start TASK INPUT

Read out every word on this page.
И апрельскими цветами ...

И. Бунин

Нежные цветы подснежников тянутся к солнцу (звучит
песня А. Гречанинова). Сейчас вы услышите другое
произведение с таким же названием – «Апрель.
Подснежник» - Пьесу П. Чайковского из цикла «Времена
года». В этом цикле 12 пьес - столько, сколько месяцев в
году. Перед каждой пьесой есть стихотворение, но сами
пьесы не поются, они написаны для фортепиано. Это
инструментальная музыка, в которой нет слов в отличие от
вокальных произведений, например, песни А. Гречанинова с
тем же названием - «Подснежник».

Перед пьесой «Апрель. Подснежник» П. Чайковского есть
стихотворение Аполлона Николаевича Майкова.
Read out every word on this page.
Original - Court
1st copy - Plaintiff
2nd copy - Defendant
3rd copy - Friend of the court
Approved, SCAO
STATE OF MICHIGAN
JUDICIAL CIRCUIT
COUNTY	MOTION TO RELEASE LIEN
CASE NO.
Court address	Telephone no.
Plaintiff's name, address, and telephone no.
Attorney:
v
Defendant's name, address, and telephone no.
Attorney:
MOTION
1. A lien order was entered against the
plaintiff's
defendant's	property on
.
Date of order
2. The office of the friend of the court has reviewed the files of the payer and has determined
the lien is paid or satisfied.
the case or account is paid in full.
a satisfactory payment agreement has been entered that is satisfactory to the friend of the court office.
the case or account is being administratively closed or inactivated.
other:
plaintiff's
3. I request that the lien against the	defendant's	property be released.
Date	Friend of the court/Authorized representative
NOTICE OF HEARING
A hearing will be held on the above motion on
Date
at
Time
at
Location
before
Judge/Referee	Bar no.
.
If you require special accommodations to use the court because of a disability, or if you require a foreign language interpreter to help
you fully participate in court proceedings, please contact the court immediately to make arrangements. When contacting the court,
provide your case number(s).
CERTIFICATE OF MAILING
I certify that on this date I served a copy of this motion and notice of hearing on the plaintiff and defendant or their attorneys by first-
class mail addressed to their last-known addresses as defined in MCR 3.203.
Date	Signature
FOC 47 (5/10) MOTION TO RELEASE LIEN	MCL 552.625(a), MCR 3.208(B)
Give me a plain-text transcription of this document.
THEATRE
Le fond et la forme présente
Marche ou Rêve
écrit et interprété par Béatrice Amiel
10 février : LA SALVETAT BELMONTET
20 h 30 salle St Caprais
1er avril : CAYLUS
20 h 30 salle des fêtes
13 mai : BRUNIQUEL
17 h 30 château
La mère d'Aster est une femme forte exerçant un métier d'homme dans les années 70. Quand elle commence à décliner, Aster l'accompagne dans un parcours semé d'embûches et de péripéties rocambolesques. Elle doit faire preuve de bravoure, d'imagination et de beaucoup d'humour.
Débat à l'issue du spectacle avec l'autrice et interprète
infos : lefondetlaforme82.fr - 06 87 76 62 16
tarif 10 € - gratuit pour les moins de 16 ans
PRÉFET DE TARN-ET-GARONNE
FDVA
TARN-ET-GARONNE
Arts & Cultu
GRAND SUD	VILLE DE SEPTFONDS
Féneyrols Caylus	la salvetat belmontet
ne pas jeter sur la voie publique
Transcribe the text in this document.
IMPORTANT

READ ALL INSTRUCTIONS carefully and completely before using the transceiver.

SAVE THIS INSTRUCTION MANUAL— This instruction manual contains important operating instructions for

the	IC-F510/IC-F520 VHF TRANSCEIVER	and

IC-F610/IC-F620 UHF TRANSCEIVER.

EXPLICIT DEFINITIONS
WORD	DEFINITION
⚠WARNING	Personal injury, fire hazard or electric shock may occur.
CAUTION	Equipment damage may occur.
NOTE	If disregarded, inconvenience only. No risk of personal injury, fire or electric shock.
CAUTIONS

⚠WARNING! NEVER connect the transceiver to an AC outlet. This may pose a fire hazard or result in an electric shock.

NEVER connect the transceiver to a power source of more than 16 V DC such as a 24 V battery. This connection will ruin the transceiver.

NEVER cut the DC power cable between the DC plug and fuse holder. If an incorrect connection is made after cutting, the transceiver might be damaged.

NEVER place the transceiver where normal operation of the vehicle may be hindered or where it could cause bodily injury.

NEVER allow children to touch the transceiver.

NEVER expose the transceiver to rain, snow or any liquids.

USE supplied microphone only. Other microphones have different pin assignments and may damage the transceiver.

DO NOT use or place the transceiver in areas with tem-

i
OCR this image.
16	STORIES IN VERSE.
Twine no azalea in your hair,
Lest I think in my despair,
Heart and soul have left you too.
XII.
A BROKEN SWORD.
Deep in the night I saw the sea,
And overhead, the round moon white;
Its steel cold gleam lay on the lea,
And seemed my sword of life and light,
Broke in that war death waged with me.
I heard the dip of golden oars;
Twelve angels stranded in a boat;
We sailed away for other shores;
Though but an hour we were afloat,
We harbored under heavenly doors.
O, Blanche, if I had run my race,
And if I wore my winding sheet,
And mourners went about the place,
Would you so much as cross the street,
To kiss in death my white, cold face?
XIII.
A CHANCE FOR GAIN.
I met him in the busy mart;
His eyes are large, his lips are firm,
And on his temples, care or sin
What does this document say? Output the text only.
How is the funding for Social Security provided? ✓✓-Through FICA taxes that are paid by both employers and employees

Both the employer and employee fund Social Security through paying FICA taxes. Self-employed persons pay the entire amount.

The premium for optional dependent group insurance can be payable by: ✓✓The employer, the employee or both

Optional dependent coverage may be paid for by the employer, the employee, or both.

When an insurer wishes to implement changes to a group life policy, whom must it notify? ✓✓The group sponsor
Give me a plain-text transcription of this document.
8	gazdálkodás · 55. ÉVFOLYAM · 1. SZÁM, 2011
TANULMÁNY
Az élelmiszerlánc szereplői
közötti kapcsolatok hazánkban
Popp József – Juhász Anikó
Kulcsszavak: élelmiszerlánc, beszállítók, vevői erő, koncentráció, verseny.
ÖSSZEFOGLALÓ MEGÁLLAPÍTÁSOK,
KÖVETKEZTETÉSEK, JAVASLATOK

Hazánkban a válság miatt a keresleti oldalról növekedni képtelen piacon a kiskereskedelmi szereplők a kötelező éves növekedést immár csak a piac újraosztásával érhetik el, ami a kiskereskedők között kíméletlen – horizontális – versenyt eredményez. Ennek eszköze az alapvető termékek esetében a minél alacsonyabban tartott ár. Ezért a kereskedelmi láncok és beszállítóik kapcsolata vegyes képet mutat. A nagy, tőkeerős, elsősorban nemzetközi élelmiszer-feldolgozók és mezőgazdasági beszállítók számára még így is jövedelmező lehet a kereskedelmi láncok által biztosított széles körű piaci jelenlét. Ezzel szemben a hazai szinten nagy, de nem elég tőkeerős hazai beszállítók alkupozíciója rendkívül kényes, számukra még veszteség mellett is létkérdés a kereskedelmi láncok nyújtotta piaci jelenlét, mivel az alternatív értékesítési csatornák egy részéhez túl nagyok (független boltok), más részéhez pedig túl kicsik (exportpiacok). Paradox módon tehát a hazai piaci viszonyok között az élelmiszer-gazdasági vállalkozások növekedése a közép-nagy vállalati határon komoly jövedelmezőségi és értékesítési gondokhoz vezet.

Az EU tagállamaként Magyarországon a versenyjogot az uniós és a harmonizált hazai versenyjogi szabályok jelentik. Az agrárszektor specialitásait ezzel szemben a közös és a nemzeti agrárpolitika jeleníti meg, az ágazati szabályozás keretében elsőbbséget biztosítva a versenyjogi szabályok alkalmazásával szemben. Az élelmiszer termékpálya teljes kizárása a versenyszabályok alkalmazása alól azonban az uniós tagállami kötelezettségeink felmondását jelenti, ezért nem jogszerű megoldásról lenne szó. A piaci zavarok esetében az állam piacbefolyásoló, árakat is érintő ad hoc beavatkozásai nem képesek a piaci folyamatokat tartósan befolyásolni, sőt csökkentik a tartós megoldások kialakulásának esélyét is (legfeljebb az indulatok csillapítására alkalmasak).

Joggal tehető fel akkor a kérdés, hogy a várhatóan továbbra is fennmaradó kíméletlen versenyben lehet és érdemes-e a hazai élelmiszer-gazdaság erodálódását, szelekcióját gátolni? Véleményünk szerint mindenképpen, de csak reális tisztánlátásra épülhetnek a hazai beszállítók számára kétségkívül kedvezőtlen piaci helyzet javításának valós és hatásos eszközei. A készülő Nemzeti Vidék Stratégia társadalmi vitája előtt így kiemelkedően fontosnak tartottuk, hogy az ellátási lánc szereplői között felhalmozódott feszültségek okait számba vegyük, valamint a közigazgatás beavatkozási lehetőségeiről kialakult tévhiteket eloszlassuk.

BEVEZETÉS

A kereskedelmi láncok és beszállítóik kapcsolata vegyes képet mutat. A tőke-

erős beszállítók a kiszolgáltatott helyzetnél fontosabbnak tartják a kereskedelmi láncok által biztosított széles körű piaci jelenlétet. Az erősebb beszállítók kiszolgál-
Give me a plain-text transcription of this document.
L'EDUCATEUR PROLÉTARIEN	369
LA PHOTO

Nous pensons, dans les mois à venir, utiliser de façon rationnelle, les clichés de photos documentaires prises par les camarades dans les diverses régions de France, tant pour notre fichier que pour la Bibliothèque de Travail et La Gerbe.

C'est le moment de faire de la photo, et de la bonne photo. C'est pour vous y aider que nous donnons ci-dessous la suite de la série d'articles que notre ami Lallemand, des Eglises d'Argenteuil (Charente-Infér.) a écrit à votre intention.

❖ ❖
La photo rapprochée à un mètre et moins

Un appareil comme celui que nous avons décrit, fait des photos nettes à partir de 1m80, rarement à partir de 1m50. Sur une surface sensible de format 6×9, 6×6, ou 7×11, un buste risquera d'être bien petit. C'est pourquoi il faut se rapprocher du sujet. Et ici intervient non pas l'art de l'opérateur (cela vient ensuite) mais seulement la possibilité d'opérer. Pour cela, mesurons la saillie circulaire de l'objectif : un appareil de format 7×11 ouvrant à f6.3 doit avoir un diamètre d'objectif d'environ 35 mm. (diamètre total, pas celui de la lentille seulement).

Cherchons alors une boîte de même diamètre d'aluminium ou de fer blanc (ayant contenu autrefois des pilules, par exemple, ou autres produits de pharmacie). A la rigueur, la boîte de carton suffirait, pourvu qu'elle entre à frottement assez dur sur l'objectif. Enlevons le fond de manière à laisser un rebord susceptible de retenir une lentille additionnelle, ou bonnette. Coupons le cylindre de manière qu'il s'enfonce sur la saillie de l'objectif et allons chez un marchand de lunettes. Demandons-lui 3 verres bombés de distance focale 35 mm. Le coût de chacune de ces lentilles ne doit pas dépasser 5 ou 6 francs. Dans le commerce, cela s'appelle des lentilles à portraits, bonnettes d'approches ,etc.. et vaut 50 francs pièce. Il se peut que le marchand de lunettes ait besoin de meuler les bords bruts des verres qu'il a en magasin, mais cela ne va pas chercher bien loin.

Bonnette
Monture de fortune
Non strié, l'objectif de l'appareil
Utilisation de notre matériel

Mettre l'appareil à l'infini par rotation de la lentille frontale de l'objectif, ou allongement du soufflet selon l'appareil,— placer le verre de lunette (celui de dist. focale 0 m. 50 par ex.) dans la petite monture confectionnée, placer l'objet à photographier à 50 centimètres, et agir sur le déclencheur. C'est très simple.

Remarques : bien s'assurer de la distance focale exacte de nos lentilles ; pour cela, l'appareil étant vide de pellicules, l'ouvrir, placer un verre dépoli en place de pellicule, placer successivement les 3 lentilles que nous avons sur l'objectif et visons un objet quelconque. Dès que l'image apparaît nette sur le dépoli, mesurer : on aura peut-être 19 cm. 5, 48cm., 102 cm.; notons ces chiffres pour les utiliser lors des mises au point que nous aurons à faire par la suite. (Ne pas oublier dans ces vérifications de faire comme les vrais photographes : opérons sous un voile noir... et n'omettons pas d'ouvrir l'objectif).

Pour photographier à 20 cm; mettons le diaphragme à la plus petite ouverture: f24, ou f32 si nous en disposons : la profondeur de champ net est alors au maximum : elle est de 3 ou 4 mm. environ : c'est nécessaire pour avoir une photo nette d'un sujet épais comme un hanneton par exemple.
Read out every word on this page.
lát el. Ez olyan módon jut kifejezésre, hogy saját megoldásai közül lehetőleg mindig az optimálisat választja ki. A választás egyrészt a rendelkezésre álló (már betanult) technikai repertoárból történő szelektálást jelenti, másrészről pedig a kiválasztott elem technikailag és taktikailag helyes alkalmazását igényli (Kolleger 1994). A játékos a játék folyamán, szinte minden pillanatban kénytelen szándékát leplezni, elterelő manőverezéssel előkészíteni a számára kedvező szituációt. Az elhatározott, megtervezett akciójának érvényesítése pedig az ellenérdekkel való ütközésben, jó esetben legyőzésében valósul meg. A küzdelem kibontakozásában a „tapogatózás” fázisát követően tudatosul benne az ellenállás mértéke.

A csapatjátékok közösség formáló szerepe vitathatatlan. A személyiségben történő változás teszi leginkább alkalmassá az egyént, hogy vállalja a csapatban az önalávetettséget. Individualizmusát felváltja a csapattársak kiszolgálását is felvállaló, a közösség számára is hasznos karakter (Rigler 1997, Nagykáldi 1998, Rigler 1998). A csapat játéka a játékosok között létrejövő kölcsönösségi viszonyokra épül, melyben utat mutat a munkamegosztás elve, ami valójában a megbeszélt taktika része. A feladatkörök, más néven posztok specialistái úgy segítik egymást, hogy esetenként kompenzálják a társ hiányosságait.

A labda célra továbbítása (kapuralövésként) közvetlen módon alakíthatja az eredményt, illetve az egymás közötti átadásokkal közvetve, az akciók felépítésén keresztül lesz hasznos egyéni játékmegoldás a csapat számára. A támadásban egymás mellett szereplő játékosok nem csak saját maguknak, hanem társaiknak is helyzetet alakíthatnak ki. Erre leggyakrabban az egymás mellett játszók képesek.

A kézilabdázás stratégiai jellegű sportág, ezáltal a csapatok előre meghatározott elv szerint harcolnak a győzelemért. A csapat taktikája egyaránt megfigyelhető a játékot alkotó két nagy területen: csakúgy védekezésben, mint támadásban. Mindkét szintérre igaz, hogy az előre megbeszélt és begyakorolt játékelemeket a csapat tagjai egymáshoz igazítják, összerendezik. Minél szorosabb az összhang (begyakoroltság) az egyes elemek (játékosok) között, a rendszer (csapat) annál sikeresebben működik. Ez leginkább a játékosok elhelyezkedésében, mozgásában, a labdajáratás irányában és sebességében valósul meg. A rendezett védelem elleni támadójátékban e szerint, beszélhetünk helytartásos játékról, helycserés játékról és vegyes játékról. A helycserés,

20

end TASK INPUT

__WORK REQUIRED__: Whenever "körű" turns up in a line, pick that line out.

__WRITTEN RESPONSE__:
Hazánkban a válság miatt a keresleti oldalról növekedni képtelen piacon a kiskereskedelmi szereplők a kötelező éves növekedést immár csak a piac újraosztásával érhetik el, ami a kiskereskedők között kíméletlen – horizontális – versenyt eredményez. Ennek eszköze az alapvető termékek esetében a minél alacsonyabban tartott ár. Ezért a kereskedelmi láncok és beszállítóik kapcsolata vegyes képet mutat. A nagy, tőkeerős, elsősorban nemzetközi élelmiszer-feldolgozók és mezőgazdasági beszállítók számára még így is jövedelmező lehet a kereskedelmi láncok által biztosított széles körű piaci jelenlét. Ezzel szemben a hazai szinten nagy, de nem elég tőkeerős hazai beszállítók alkupozíciója rendkívül kényes, számukra még veszteség mellett is létkérdés a kereskedelmi láncok nyújtotta piaci jelenlét, mivel az alternatív értékesítési csatornák egy részéhez túl nagyok (független boltok), más részéhez pedig túl kicsik (exportpiacok). Paradox módon tehát a hazai piaci viszonyok között az élelmiszer-gazdasági vállalkozások növekedése a közép-nagy vállalati határon komoly jövedelmezőségi és értékesítési gondokhoz vezet.
erős beszállítók a kiszolgáltatott helyzetnél fontosabbnak tartják a kereskedelmi láncok által biztosított széles körű piaci jelenlétet. Az erősebb beszállítók kiszolgál-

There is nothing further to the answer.